PROBLEM TO WORK ON - Extract from the listing each line in which the word "Money" appears.
◇ ◇ ◇ ◇ ◇
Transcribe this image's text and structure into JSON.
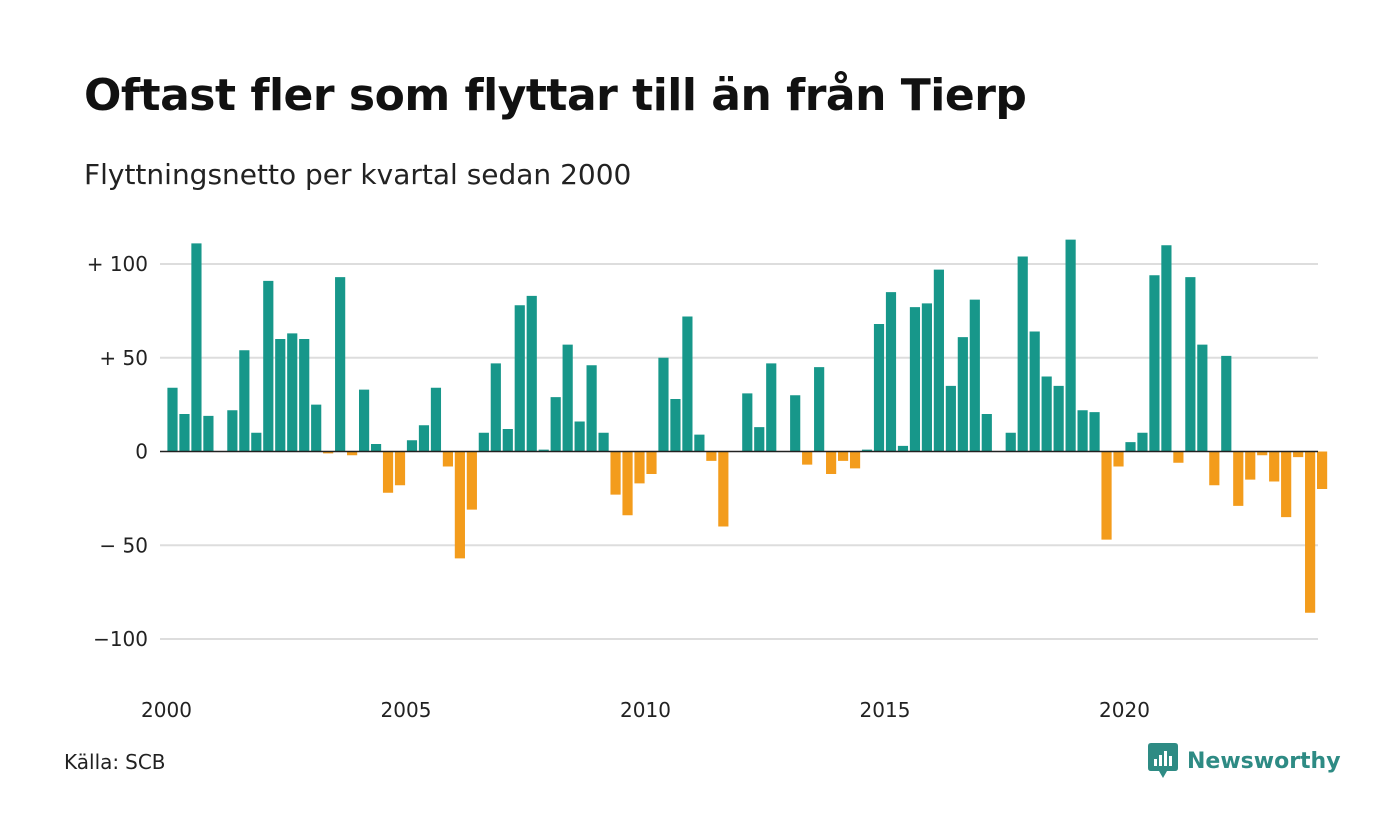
{
  "header": {
    "title": "Oftast fler som flyttar till än från Tierp",
    "subtitle": "Flyttningsnetto per kvartal sedan 2000"
  },
  "footer": {
    "source_label": "Källa:",
    "source_value": "SCB",
    "brand": "Newsworthy"
  },
  "colors": {
    "positive": "#17978a",
    "negative": "#f39c1c",
    "grid": "#dddddd",
    "zero_line": "#222222",
    "brand": "#2e8b84"
  },
  "chart_data": {
    "type": "bar",
    "x_start": 2000,
    "bars_per_year": 4,
    "x_ticks": [
      "2000",
      "2005",
      "2010",
      "2015",
      "2020"
    ],
    "y_ticks": [
      {
        "value": 100,
        "label": "+ 100"
      },
      {
        "value": 50,
        "label": "+  50"
      },
      {
        "value": 0,
        "label": "0"
      },
      {
        "value": -50,
        "label": "− 50"
      },
      {
        "value": -100,
        "label": "−100"
      }
    ],
    "ylim": [
      -115,
      115
    ],
    "grid": true,
    "values": [
      34,
      20,
      111,
      19,
      0,
      22,
      54,
      10,
      91,
      60,
      63,
      60,
      25,
      -1,
      93,
      -2,
      33,
      4,
      -22,
      -18,
      6,
      14,
      34,
      -8,
      -57,
      -31,
      10,
      47,
      12,
      78,
      83,
      1,
      29,
      57,
      16,
      46,
      10,
      -23,
      -34,
      -17,
      -12,
      50,
      28,
      72,
      9,
      -5,
      -40,
      0,
      31,
      13,
      47,
      0,
      30,
      -7,
      45,
      -12,
      -5,
      -9,
      1,
      68,
      85,
      3,
      77,
      79,
      97,
      35,
      61,
      81,
      20,
      0,
      10,
      104,
      64,
      40,
      35,
      113,
      22,
      21,
      -47,
      -8,
      5,
      10,
      94,
      110,
      -6,
      93,
      57,
      -18,
      51,
      -29,
      -15,
      -2,
      -16,
      -35,
      -3,
      -86,
      -20
    ]
  }
}
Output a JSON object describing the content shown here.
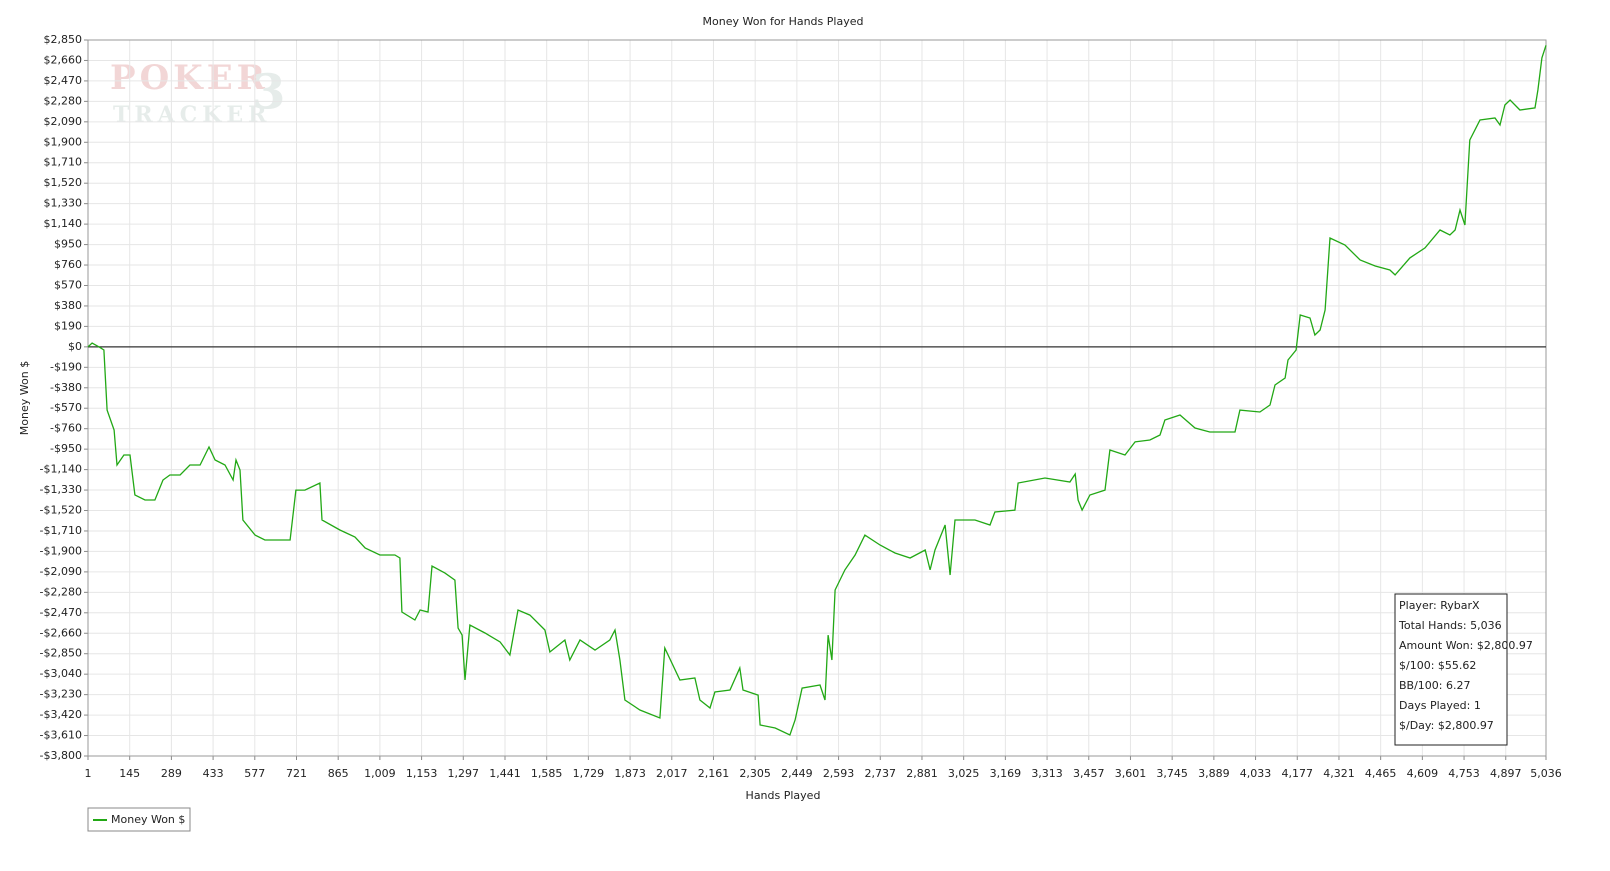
{
  "chart_data": {
    "type": "line",
    "title": "Money Won for Hands Played",
    "x_label": "Hands Played",
    "y_label": "Money Won $",
    "watermark": [
      "POKER",
      "TRACKER",
      "3"
    ],
    "grid": true,
    "legend": "bottom-left",
    "stats": [
      "Player: RybarX",
      "Total Hands: 5,036",
      "Amount Won: $2,800.97",
      "$/100: $55.62",
      "BB/100: 6.27",
      "Days Played: 1",
      "$/Day: $2,800.97"
    ],
    "xlim": [
      1,
      5036
    ],
    "ylim": [
      -3800,
      2850
    ],
    "xticks": [
      1,
      145,
      289,
      433,
      577,
      721,
      865,
      {
        "value": 1009,
        "label": "1,009"
      },
      {
        "value": 1153,
        "label": "1,153"
      },
      {
        "value": 1297,
        "label": "1,297"
      },
      {
        "value": 1441,
        "label": "1,441"
      },
      {
        "value": 1585,
        "label": "1,585"
      },
      {
        "value": 1729,
        "label": "1,729"
      },
      {
        "value": 1873,
        "label": "1,873"
      },
      {
        "value": 2017,
        "label": "2,017"
      },
      {
        "value": 2161,
        "label": "2,161"
      },
      {
        "value": 2305,
        "label": "2,305"
      },
      {
        "value": 2449,
        "label": "2,449"
      },
      {
        "value": 2593,
        "label": "2,593"
      },
      {
        "value": 2737,
        "label": "2,737"
      },
      {
        "value": 2881,
        "label": "2,881"
      },
      {
        "value": 3025,
        "label": "3,025"
      },
      {
        "value": 3169,
        "label": "3,169"
      },
      {
        "value": 3313,
        "label": "3,313"
      },
      {
        "value": 3457,
        "label": "3,457"
      },
      {
        "value": 3601,
        "label": "3,601"
      },
      {
        "value": 3745,
        "label": "3,745"
      },
      {
        "value": 3889,
        "label": "3,889"
      },
      {
        "value": 4033,
        "label": "4,033"
      },
      {
        "value": 4177,
        "label": "4,177"
      },
      {
        "value": 4321,
        "label": "4,321"
      },
      {
        "value": 4465,
        "label": "4,465"
      },
      {
        "value": 4609,
        "label": "4,609"
      },
      {
        "value": 4753,
        "label": "4,753"
      },
      {
        "value": 4897,
        "label": "4,897"
      },
      {
        "value": 5036,
        "label": "5,036"
      }
    ],
    "yticks": [
      {
        "value": 2850,
        "label": "$2,850"
      },
      {
        "value": 2660,
        "label": "$2,660"
      },
      {
        "value": 2470,
        "label": "$2,470"
      },
      {
        "value": 2280,
        "label": "$2,280"
      },
      {
        "value": 2090,
        "label": "$2,090"
      },
      {
        "value": 1900,
        "label": "$1,900"
      },
      {
        "value": 1710,
        "label": "$1,710"
      },
      {
        "value": 1520,
        "label": "$1,520"
      },
      {
        "value": 1330,
        "label": "$1,330"
      },
      {
        "value": 1140,
        "label": "$1,140"
      },
      {
        "value": 950,
        "label": "$950"
      },
      {
        "value": 760,
        "label": "$760"
      },
      {
        "value": 570,
        "label": "$570"
      },
      {
        "value": 380,
        "label": "$380"
      },
      {
        "value": 190,
        "label": "$190"
      },
      {
        "value": 0,
        "label": "$0"
      },
      {
        "value": -190,
        "label": "-$190"
      },
      {
        "value": -380,
        "label": "-$380"
      },
      {
        "value": -570,
        "label": "-$570"
      },
      {
        "value": -760,
        "label": "-$760"
      },
      {
        "value": -950,
        "label": "-$950"
      },
      {
        "value": -1140,
        "label": "-$1,140"
      },
      {
        "value": -1330,
        "label": "-$1,330"
      },
      {
        "value": -1520,
        "label": "-$1,520"
      },
      {
        "value": -1710,
        "label": "-$1,710"
      },
      {
        "value": -1900,
        "label": "-$1,900"
      },
      {
        "value": -2090,
        "label": "-$2,090"
      },
      {
        "value": -2280,
        "label": "-$2,280"
      },
      {
        "value": -2470,
        "label": "-$2,470"
      },
      {
        "value": -2660,
        "label": "-$2,660"
      },
      {
        "value": -2850,
        "label": "-$2,850"
      },
      {
        "value": -3040,
        "label": "-$3,040"
      },
      {
        "value": -3230,
        "label": "-$3,230"
      },
      {
        "value": -3420,
        "label": "-$3,420"
      },
      {
        "value": -3610,
        "label": "-$3,610"
      },
      {
        "value": -3800,
        "label": "-$3,800"
      }
    ],
    "x": [
      1,
      15,
      42,
      56,
      67,
      91,
      101,
      125,
      146,
      163,
      198,
      232,
      260,
      284,
      319,
      353,
      388,
      419,
      440,
      474,
      502,
      512,
      526,
      536,
      578,
      612,
      664,
      699,
      719,
      750,
      802,
      809,
      871,
      923,
      958,
      1009,
      1061,
      1078,
      1085,
      1130,
      1148,
      1175,
      1189,
      1234,
      1268,
      1279,
      1293,
      1303,
      1320,
      1372,
      1424,
      1458,
      1486,
      1527,
      1579,
      1596,
      1648,
      1665,
      1700,
      1752,
      1803,
      1821,
      1838,
      1855,
      1907,
      1976,
      1993,
      2045,
      2097,
      2114,
      2149,
      2166,
      2218,
      2252,
      2263,
      2315,
      2322,
      2374,
      2425,
      2443,
      2467,
      2529,
      2546,
      2557,
      2570,
      2581,
      2615,
      2650,
      2684,
      2736,
      2788,
      2840,
      2892,
      2909,
      2926,
      2961,
      2978,
      2995,
      3064,
      3116,
      3133,
      3202,
      3213,
      3306,
      3392,
      3410,
      3420,
      3434,
      3461,
      3513,
      3530,
      3582,
      3617,
      3668,
      3703,
      3720,
      3772,
      3824,
      3875,
      3962,
      3979,
      4048,
      4083,
      4100,
      4135,
      4145,
      4173,
      4187,
      4221,
      4238,
      4256,
      4273,
      4290,
      4342,
      4394,
      4446,
      4497,
      4515,
      4566,
      4618,
      4670,
      4704,
      4722,
      4739,
      4756,
      4773,
      4808,
      4860,
      4877,
      4894,
      4912,
      4946,
      4998,
      5008,
      5022,
      5036
    ],
    "series": [
      {
        "name": "Money Won $",
        "color": "#22a815",
        "values": [
          0,
          36,
          -5,
          -29,
          -587,
          -772,
          -1097,
          -1004,
          -1004,
          -1376,
          -1422,
          -1422,
          -1237,
          -1190,
          -1190,
          -1097,
          -1097,
          -930,
          -1051,
          -1097,
          -1237,
          -1051,
          -1144,
          -1608,
          -1748,
          -1794,
          -1794,
          -1794,
          -1330,
          -1330,
          -1264,
          -1608,
          -1701,
          -1766,
          -1868,
          -1933,
          -1933,
          -1961,
          -2463,
          -2537,
          -2444,
          -2463,
          -2036,
          -2101,
          -2166,
          -2612,
          -2677,
          -3094,
          -2583,
          -2658,
          -2741,
          -2862,
          -2444,
          -2491,
          -2630,
          -2834,
          -2723,
          -2908,
          -2723,
          -2816,
          -2723,
          -2630,
          -2908,
          -3280,
          -3373,
          -3447,
          -2797,
          -3094,
          -3076,
          -3280,
          -3354,
          -3206,
          -3187,
          -2983,
          -3187,
          -3234,
          -3512,
          -3540,
          -3605,
          -3466,
          -3169,
          -3141,
          -3280,
          -2677,
          -2908,
          -2258,
          -2072,
          -1933,
          -1748,
          -1840,
          -1915,
          -1961,
          -1887,
          -2072,
          -1887,
          -1655,
          -2119,
          -1608,
          -1608,
          -1655,
          -1534,
          -1516,
          -1264,
          -1218,
          -1255,
          -1181,
          -1423,
          -1516,
          -1376,
          -1330,
          -958,
          -1004,
          -883,
          -865,
          -819,
          -679,
          -633,
          -754,
          -791,
          -791,
          -587,
          -605,
          -540,
          -354,
          -289,
          -122,
          -29,
          296,
          268,
          110,
          157,
          342,
          1011,
          946,
          807,
          751,
          714,
          668,
          826,
          919,
          1085,
          1039,
          1085,
          1271,
          1132,
          1921,
          2107,
          2126,
          2061,
          2246,
          2293,
          2200,
          2219,
          2386,
          2684,
          2801
        ]
      }
    ]
  }
}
◇ ◇ ◇ ◇ ◇
CORRECT OUTPUT -
    "title": "Money Won for Hands Played",
    "y_label": "Money Won $",
        "name": "Money Won $",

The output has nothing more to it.